* **Short exercise**
Output every entry exactly as written.

* **Stored entries**
------------------------------------------------------------

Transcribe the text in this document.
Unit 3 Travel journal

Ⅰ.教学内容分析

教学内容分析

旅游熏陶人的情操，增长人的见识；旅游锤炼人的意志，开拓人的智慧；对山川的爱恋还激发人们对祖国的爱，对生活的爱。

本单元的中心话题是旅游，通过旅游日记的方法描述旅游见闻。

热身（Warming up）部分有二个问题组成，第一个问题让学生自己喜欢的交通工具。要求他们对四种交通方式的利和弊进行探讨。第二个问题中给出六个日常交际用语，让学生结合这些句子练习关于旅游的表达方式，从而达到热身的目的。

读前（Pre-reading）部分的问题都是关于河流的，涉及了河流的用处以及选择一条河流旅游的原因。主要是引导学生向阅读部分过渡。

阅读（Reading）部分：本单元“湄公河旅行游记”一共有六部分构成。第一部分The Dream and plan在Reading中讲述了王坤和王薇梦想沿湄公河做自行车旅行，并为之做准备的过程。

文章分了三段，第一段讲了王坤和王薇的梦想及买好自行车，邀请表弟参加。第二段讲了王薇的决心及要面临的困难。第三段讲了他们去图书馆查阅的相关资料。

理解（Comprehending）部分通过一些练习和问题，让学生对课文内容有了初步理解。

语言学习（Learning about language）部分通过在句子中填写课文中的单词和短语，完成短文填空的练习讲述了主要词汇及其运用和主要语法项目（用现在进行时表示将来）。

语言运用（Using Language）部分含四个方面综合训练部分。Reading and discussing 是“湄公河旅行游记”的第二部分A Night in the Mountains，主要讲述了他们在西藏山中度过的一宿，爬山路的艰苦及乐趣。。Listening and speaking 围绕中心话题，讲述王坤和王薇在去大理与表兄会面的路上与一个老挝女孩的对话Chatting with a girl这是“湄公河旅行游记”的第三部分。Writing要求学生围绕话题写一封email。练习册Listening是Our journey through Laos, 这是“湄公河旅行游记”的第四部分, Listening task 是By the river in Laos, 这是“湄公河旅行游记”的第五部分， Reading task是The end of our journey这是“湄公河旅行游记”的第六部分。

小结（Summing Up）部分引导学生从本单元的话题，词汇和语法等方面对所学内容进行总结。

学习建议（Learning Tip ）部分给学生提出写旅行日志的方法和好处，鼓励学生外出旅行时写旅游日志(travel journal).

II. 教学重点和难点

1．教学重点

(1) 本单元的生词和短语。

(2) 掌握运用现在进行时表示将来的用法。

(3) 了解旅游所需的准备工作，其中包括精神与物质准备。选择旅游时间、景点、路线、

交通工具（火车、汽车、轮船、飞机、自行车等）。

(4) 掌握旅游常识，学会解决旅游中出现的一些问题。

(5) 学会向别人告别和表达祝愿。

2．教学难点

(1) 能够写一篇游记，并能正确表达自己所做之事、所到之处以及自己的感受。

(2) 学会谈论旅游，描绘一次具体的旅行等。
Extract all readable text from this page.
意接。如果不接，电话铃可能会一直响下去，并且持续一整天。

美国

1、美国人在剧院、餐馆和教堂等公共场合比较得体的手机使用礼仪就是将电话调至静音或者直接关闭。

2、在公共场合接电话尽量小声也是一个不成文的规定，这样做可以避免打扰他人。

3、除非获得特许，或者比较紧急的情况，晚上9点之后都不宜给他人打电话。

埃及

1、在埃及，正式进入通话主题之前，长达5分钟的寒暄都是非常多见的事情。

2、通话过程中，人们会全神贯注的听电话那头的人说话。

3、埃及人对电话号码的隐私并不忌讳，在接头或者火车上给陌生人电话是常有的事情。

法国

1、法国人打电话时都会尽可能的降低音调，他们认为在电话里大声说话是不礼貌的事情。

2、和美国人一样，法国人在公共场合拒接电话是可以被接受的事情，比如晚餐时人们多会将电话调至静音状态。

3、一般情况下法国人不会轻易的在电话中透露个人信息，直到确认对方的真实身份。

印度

------------------------------------------------------------

* **In response**
Transcribe the text in this document.
Unit 3 Travel journal

Ⅰ.教学内容分析

教学内容分析

旅游熏陶人的情操，增长人的见识；旅游锤炼人的意志，开拓人的智慧；对山川的爱恋还激发人们对祖国的爱，对生活的爱。

本单元的中心话题是旅游，通过旅游日记的方法描述旅游见闻。

热身（Warming up）部分有二个问题组成，第一个问题让学生自己喜欢的交通工具。要求他们对四种交通方式的利和弊进行探讨。第二个问题中给出六个日常交际用语，让学生结合这些句子练习关于旅游的表达方式，从而达到热身的目的。

读前（Pre-reading）部分的问题都是关于河流的，涉及了河流的用处以及选择一条河流旅游的原因。主要是引导学生向阅读部分过渡。

阅读（Reading）部分：本单元“湄公河旅行游记”一共有六部分构成。第一部分The Dream and plan在Reading中讲述了王坤和王薇梦想沿湄公河做自行车旅行，并为之做准备的过程。

文章分了三段，第一段讲了王坤和王薇的梦想及买好自行车，邀请表弟参加。第二段讲了王薇的决心及要面临的困难。第三段讲了他们去图书馆查阅的相关资料。

理解（Comprehending）部分通过一些练习和问题，让学生对课文内容有了初步理解。

语言学习（Learning about language）部分通过在句子中填写课文中的单词和短语，完成短文填空的练习讲述了主要词汇及其运用和主要语法项目（用现在进行时表示将来）。

语言运用（Using Language）部分含四个方面综合训练部分。Reading and discussing 是“湄公河旅行游记”的第二部分A Night in the Mountains，主要讲述了他们在西藏山中度过的一宿，爬山路的艰苦及乐趣。。Listening and speaking 围绕中心话题，讲述王坤和王薇在去大理与表兄会面的路上与一个老挝女孩的对话Chatting with a girl这是“湄公河旅行游记”的第三部分。Writing要求学生围绕话题写一封email。练习册Listening是Our journey through Laos, 这是“湄公河旅行游记”的第四部分, Listening task 是By the river in Laos, 这是“湄公河旅行游记”的第五部分， Reading task是The end of our journey这是“湄公河旅行游记”的第六部分。

小结（Summing Up）部分引导学生从本单元的话题，词汇和语法等方面对所学内容进行总结。

学习建议（Learning Tip ）部分给学生提出写旅行日志的方法和好处，鼓励学生外出旅行时写旅游日志(travel journal).

II. 教学重点和难点

1．教学重点

(1) 本单元的生词和短语。

(2) 掌握运用现在进行时表示将来的用法。

(3) 了解旅游所需的准备工作，其中包括精神与物质准备。选择旅游时间、景点、路线、

交通工具（火车、汽车、轮船、飞机、自行车等）。

(4) 掌握旅游常识，学会解决旅游中出现的一些问题。

(5) 学会向别人告别和表达祝愿。

2．教学难点

(1) 能够写一篇游记，并能正确表达自己所做之事、所到之处以及自己的感受。

(2) 学会谈论旅游，描绘一次具体的旅行等。
Extract all readable text from this page.
意接。如果不接，电话铃可能会一直响下去，并且持续一整天。

美国

1、美国人在剧院、餐馆和教堂等公共场合比较得体的手机使用礼仪就是将电话调至静音或者直接关闭。

2、在公共场合接电话尽量小声也是一个不成文的规定，这样做可以避免打扰他人。

3、除非获得特许，或者比较紧急的情况，晚上9点之后都不宜给他人打电话。

埃及

1、在埃及，正式进入通话主题之前，长达5分钟的寒暄都是非常多见的事情。

2、通话过程中，人们会全神贯注的听电话那头的人说话。

3、埃及人对电话号码的隐私并不忌讳，在接头或者火车上给陌生人电话是常有的事情。

法国

1、法国人打电话时都会尽可能的降低音调，他们认为在电话里大声说话是不礼貌的事情。

2、和美国人一样，法国人在公共场合拒接电话是可以被接受的事情，比如晚餐时人们多会将电话调至静音状态。

3、一般情况下法国人不会轻易的在电话中透露个人信息，直到确认对方的真实身份。

印度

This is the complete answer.